» **Short task**:
Beneath this task is a listing; retype all of it exactly.
BEGIN Exercise inputs
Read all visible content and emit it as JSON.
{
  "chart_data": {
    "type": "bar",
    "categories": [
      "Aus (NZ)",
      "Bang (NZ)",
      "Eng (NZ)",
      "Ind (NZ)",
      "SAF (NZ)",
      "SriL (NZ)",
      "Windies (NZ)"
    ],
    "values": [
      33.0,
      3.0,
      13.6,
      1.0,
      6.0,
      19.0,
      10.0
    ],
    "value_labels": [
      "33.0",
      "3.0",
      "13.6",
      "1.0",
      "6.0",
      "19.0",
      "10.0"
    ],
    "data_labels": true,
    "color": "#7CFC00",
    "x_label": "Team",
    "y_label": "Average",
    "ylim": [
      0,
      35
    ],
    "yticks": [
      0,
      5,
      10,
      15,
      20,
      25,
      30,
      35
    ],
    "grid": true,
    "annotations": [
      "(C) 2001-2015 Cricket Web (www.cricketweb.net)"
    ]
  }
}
END Exercise inputs
» **Answer to the task**:
Read all visible content and emit it as JSON.
{
  "chart_data": {
    "type": "bar",
    "categories": [
      "Aus (NZ)",
      "Bang (NZ)",
      "Eng (NZ)",
      "Ind (NZ)",
      "SAF (NZ)",
      "SriL (NZ)",
      "Windies (NZ)"
    ],
    "values": [
      33.0,
      3.0,
      13.6,
      1.0,
      6.0,
      19.0,
      10.0
    ],
    "value_labels": [
      "33.0",
      "3.0",
      "13.6",
      "1.0",
      "6.0",
      "19.0",
      "10.0"
    ],
    "data_labels": true,
    "color": "#7CFC00",
    "x_label": "Team",
    "y_label": "Average",
    "ylim": [
      0,
      35
    ],
    "yticks": [
      0,
      5,
      10,
      15,
      20,
      25,
      30,
      35
    ],
    "grid": true,
    "annotations": [
      "(C) 2001-2015 Cricket Web (www.cricketweb.net)"
    ]
  }
}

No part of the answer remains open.